— Instructions to follow —
Using the entries that follow, state how many lines contain the word "effect". The response is that number and nothing more.

— Supplied records —
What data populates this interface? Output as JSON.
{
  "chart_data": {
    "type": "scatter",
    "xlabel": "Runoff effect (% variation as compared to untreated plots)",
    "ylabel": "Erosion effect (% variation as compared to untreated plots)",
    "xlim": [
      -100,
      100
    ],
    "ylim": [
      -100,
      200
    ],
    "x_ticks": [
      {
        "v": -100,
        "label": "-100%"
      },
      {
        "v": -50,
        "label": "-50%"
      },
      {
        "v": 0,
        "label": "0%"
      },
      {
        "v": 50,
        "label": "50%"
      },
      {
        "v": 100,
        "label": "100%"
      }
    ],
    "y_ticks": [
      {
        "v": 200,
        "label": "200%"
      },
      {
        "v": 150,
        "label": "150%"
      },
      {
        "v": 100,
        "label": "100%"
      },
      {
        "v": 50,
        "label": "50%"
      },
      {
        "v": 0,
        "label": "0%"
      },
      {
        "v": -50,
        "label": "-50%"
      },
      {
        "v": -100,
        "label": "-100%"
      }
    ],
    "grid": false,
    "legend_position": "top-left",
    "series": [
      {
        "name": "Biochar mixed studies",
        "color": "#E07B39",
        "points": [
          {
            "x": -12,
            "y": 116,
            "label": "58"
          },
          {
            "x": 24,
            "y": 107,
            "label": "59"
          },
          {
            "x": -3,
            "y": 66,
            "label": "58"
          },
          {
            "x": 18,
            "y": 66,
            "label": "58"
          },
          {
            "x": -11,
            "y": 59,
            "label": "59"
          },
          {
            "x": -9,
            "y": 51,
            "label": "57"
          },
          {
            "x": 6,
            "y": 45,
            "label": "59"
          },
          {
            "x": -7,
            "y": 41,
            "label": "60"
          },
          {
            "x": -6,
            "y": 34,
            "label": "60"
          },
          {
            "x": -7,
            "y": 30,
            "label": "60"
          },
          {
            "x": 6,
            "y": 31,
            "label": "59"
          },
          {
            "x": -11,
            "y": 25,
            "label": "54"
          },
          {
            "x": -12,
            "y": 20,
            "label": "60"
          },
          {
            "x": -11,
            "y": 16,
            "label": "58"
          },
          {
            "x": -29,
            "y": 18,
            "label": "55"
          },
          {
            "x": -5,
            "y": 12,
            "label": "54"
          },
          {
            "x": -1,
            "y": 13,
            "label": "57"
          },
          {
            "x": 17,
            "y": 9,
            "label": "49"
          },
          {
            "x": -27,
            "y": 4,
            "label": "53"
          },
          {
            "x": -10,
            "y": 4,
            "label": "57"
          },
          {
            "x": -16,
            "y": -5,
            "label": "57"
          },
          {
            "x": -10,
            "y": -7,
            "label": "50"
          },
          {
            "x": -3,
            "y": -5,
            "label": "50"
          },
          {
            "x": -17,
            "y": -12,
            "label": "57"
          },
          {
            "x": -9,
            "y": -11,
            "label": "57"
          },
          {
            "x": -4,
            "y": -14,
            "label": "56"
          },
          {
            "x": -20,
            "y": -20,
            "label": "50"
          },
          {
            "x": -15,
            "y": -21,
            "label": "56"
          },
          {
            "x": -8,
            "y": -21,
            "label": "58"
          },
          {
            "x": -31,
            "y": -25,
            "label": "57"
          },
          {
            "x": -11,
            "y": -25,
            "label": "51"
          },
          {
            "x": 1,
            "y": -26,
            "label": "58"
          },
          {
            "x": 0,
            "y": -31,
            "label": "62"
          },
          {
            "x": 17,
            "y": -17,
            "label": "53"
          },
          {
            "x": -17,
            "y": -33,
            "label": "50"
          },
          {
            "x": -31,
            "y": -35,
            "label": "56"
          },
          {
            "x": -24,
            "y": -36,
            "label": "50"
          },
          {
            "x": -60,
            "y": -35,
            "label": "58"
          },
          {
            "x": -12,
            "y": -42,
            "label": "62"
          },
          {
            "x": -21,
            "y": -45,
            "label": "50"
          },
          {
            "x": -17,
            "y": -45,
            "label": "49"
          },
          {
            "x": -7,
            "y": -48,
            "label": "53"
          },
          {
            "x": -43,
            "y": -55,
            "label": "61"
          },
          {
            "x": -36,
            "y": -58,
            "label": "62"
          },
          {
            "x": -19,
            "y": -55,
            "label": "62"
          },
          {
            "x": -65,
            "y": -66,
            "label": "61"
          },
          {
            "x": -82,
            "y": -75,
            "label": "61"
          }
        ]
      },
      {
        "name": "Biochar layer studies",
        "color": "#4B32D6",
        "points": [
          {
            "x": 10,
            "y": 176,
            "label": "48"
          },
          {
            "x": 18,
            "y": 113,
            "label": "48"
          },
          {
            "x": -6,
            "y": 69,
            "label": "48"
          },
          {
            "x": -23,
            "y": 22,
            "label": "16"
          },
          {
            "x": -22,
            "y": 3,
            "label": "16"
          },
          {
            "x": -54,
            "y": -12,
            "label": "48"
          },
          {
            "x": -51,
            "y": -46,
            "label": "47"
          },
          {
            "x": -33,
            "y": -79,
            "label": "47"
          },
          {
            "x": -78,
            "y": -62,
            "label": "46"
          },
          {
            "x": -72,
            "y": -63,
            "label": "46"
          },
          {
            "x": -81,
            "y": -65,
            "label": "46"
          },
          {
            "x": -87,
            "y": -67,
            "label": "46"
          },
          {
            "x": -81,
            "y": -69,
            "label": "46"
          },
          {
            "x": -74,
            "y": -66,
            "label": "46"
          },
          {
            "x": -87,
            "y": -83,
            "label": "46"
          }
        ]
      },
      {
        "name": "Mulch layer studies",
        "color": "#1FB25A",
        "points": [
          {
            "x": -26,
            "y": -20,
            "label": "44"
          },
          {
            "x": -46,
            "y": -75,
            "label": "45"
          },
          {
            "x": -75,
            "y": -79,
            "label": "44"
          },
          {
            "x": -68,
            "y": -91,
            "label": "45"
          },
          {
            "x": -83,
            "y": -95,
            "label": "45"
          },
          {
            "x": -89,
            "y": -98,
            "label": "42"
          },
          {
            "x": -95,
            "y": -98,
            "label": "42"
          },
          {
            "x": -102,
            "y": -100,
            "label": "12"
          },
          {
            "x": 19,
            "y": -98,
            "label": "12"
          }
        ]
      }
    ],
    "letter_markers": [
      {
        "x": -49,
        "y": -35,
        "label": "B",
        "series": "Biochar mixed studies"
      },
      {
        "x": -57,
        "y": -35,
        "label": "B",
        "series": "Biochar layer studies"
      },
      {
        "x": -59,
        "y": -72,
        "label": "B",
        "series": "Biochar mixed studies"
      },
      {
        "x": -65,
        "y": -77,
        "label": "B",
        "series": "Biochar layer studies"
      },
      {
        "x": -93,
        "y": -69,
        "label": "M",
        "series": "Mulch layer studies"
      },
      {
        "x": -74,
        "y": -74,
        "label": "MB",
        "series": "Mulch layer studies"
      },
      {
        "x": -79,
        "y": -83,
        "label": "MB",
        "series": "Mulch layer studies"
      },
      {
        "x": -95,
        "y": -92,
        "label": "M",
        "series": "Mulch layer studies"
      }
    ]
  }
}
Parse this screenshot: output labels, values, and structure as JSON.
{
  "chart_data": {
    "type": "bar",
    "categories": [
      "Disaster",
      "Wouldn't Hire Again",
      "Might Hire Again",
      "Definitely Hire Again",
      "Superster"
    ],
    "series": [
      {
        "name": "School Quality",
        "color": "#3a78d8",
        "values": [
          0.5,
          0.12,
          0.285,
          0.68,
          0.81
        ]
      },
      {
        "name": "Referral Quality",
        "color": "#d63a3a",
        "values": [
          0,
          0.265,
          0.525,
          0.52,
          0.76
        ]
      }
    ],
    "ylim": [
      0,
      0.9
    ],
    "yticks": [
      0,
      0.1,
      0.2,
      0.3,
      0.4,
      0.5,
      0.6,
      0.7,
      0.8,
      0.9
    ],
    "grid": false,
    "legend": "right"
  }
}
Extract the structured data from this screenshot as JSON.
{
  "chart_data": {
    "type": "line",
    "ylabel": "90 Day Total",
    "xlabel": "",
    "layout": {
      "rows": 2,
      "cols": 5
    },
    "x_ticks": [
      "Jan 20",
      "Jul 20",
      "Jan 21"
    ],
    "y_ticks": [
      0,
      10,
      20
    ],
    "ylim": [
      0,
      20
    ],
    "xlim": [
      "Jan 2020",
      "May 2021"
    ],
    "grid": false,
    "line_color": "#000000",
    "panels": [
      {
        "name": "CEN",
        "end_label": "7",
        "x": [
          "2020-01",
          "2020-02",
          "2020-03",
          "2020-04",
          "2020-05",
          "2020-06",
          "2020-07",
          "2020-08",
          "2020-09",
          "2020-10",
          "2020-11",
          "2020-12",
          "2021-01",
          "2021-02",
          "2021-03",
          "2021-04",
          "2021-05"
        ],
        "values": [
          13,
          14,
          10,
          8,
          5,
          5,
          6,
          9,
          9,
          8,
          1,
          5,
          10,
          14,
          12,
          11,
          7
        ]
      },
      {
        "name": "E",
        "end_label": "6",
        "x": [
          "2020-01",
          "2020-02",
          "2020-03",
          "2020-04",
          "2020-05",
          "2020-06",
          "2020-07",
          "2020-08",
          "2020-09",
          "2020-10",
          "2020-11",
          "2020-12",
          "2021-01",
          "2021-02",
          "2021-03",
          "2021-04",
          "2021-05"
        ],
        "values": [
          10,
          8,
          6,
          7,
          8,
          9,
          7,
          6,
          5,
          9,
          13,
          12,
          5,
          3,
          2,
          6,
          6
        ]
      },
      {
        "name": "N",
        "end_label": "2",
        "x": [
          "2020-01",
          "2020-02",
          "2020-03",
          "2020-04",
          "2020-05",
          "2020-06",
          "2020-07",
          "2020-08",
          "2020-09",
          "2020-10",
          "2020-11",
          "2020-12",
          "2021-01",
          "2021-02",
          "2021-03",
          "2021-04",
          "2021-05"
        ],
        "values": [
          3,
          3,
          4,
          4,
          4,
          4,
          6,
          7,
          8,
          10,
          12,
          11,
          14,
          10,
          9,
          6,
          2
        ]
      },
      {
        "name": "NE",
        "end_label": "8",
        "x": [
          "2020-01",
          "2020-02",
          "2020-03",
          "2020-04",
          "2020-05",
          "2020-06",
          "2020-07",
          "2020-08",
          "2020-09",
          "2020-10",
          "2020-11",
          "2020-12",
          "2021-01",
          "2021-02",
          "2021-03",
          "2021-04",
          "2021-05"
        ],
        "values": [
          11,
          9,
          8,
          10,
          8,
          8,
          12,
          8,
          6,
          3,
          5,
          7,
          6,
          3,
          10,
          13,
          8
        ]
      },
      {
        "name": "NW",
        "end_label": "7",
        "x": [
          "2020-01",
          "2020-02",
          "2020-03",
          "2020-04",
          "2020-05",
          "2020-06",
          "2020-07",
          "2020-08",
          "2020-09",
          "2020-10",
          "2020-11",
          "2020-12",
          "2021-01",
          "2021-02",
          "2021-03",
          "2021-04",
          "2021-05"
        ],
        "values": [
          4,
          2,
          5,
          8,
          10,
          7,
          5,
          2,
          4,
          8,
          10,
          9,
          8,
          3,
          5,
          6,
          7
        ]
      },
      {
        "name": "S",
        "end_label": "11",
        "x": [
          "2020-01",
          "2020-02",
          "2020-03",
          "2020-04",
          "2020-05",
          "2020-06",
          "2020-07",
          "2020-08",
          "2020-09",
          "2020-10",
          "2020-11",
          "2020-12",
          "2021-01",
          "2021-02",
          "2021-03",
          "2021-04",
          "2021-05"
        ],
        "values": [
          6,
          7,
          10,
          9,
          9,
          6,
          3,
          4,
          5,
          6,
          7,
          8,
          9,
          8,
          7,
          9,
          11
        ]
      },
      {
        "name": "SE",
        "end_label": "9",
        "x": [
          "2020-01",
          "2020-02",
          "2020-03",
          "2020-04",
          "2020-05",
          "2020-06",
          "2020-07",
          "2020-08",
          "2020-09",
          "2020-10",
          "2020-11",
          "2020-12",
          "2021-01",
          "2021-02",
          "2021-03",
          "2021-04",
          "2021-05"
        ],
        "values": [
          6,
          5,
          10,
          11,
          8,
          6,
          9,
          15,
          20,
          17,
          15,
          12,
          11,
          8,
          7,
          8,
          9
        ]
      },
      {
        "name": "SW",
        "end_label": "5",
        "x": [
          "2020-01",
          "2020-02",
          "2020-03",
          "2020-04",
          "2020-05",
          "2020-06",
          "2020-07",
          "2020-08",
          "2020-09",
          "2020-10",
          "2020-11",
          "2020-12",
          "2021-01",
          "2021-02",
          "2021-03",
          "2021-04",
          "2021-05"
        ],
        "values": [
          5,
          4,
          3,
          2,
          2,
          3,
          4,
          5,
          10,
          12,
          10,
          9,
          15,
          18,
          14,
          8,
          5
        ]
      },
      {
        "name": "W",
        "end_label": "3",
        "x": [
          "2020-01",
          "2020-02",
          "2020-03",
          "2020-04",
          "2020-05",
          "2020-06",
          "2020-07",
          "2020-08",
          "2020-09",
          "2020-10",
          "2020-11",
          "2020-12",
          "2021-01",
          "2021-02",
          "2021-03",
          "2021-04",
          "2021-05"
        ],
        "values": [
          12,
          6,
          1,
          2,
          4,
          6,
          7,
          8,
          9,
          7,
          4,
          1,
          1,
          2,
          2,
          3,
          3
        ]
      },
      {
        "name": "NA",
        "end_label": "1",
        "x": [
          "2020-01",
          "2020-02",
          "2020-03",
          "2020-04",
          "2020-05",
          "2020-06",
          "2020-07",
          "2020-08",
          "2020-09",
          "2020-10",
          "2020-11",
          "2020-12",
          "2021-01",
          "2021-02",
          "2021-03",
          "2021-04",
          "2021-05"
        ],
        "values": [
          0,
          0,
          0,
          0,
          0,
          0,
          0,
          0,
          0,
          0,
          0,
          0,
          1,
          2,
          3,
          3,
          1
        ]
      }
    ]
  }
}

— Exercise answer —
2